_WHAT IS ASKED_:
Transcribe all of the material exactly. Any picture in it should be left out.

_DATASET ROWS_:

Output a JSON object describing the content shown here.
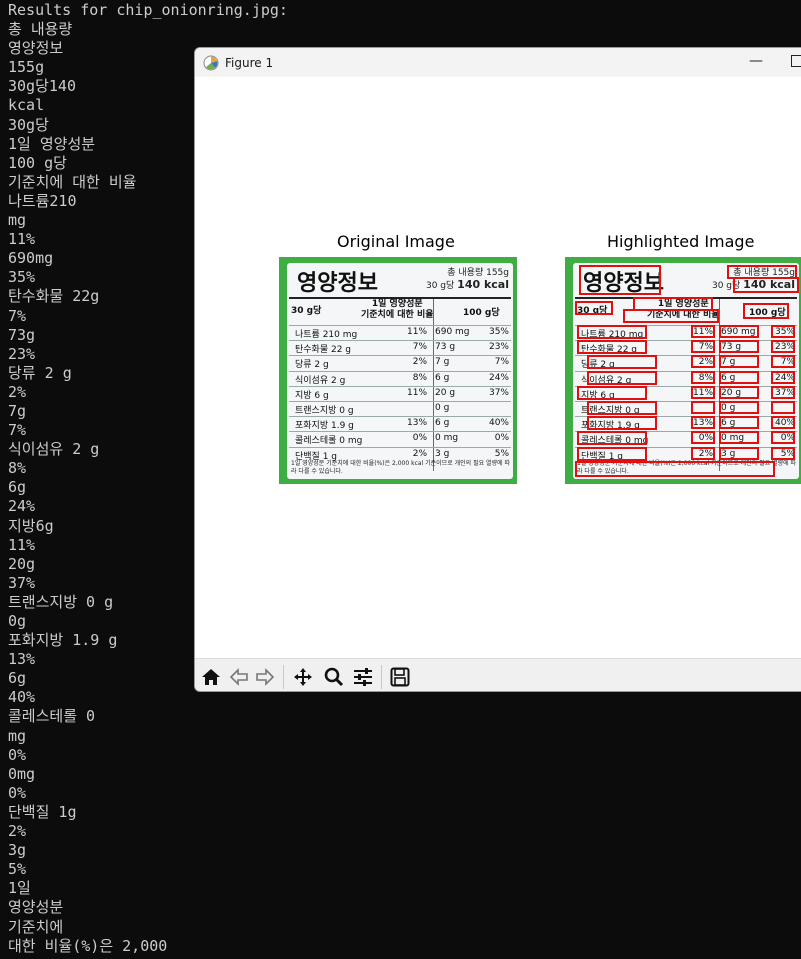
{
  "terminal": {
    "lines": [
      "Results for chip_onionring.jpg:",
      "총 내용량",
      "영양정보",
      "155g",
      "30g당140",
      "kcal",
      "30g당",
      "1일 영양성분",
      "100 g당",
      "기준치에 대한 비율",
      "나트륨210",
      "mg",
      "11%",
      "690mg",
      "35%",
      "탄수화물 22g",
      "7%",
      "73g",
      "23%",
      "당류 2 g",
      "2%",
      "7g",
      "7%",
      "식이섬유 2 g",
      "8%",
      "6g",
      "24%",
      "지방6g",
      "11%",
      "20g",
      "37%",
      "트랜스지방 0 g",
      "0g",
      "포화지방 1.9 g",
      "13%",
      "6g",
      "40%",
      "콜레스테롤 0",
      "mg",
      "0%",
      "0mg",
      "0%",
      "단백질 1g",
      "2%",
      "3g",
      "5%",
      "1일",
      "영양성분",
      "기준치에",
      "대한 비율(%)은 2,000"
    ]
  },
  "figure": {
    "window_title": "Figure 1",
    "minimize_glyph": "—",
    "left_title": "Original Image",
    "right_title": "Highlighted Image"
  },
  "label": {
    "heading": "영양정보",
    "net_line1": "총 내용량 155g",
    "net_line2a": "30 g당",
    "net_line2b": "140 kcal",
    "col1": "30 g당",
    "col2a": "1일 영양성분",
    "col2b": "기준치에 대한 비율",
    "col3": "100 g당",
    "rows": [
      {
        "name": "나트륨 210 mg",
        "pct1": "11%",
        "amt": "690 mg",
        "pct2": "35%"
      },
      {
        "name": "탄수화물 22 g",
        "pct1": "7%",
        "amt": "73 g",
        "pct2": "23%"
      },
      {
        "name": "  당류 2 g",
        "pct1": "2%",
        "amt": "7 g",
        "pct2": "7%"
      },
      {
        "name": "  식이섬유 2 g",
        "pct1": "8%",
        "amt": "6 g",
        "pct2": "24%"
      },
      {
        "name": "지방 6 g",
        "pct1": "11%",
        "amt": "20 g",
        "pct2": "37%"
      },
      {
        "name": "  트랜스지방 0 g",
        "pct1": "",
        "amt": "0 g",
        "pct2": ""
      },
      {
        "name": "  포화지방 1.9 g",
        "pct1": "13%",
        "amt": "6 g",
        "pct2": "40%"
      },
      {
        "name": "콜레스테롤 0 mg",
        "pct1": "0%",
        "amt": "0 mg",
        "pct2": "0%"
      },
      {
        "name": "단백질 1 g",
        "pct1": "2%",
        "amt": "3 g",
        "pct2": "5%"
      }
    ],
    "footnote": "1일 영양성분 기준치에 대한 비율(%)은 2,000 kcal 기준이므로 개인의 필요 열량에 따라 다를 수 있습니다."
  },
  "colors": {
    "terminal_bg": "#0c0c0c",
    "terminal_fg": "#cccccc",
    "package_green": "#3eae44",
    "highlight_red": "#e01010"
  },
  "icons": [
    "matplotlib-icon",
    "home-icon",
    "back-icon",
    "forward-icon",
    "pan-icon",
    "zoom-icon",
    "configure-subplots-icon",
    "save-icon"
  ]
}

_TASK ANSWER_:
Output a JSON object describing the content shown here.
{
  "terminal": {
    "lines": [
      "Results for chip_onionring.jpg:",
      "총 내용량",
      "영양정보",
      "155g",
      "30g당140",
      "kcal",
      "30g당",
      "1일 영양성분",
      "100 g당",
      "기준치에 대한 비율",
      "나트륨210",
      "mg",
      "11%",
      "690mg",
      "35%",
      "탄수화물 22g",
      "7%",
      "73g",
      "23%",
      "당류 2 g",
      "2%",
      "7g",
      "7%",
      "식이섬유 2 g",
      "8%",
      "6g",
      "24%",
      "지방6g",
      "11%",
      "20g",
      "37%",
      "트랜스지방 0 g",
      "0g",
      "포화지방 1.9 g",
      "13%",
      "6g",
      "40%",
      "콜레스테롤 0",
      "mg",
      "0%",
      "0mg",
      "0%",
      "단백질 1g",
      "2%",
      "3g",
      "5%",
      "1일",
      "영양성분",
      "기준치에",
      "대한 비율(%)은 2,000"
    ]
  },
  "figure": {
    "window_title": "Figure 1",
    "minimize_glyph": "—",
    "left_title": "Original Image",
    "right_title": "Highlighted Image"
  },
  "label": {
    "heading": "영양정보",
    "net_line1": "총 내용량 155g",
    "net_line2a": "30 g당",
    "net_line2b": "140 kcal",
    "col1": "30 g당",
    "col2a": "1일 영양성분",
    "col2b": "기준치에 대한 비율",
    "col3": "100 g당",
    "rows": [
      {
        "name": "나트륨 210 mg",
        "pct1": "11%",
        "amt": "690 mg",
        "pct2": "35%"
      },
      {
        "name": "탄수화물 22 g",
        "pct1": "7%",
        "amt": "73 g",
        "pct2": "23%"
      },
      {
        "name": "  당류 2 g",
        "pct1": "2%",
        "amt": "7 g",
        "pct2": "7%"
      },
      {
        "name": "  식이섬유 2 g",
        "pct1": "8%",
        "amt": "6 g",
        "pct2": "24%"
      },
      {
        "name": "지방 6 g",
        "pct1": "11%",
        "amt": "20 g",
        "pct2": "37%"
      },
      {
        "name": "  트랜스지방 0 g",
        "pct1": "",
        "amt": "0 g",
        "pct2": ""
      },
      {
        "name": "  포화지방 1.9 g",
        "pct1": "13%",
        "amt": "6 g",
        "pct2": "40%"
      },
      {
        "name": "콜레스테롤 0 mg",
        "pct1": "0%",
        "amt": "0 mg",
        "pct2": "0%"
      },
      {
        "name": "단백질 1 g",
        "pct1": "2%",
        "amt": "3 g",
        "pct2": "5%"
      }
    ],
    "footnote": "1일 영양성분 기준치에 대한 비율(%)은 2,000 kcal 기준이므로 개인의 필요 열량에 따라 다를 수 있습니다."
  },
  "colors": {
    "terminal_bg": "#0c0c0c",
    "terminal_fg": "#cccccc",
    "package_green": "#3eae44",
    "highlight_red": "#e01010"
  },
  "icons": [
    "matplotlib-icon",
    "home-icon",
    "back-icon",
    "forward-icon",
    "pan-icon",
    "zoom-icon",
    "configure-subplots-icon",
    "save-icon"
  ]
}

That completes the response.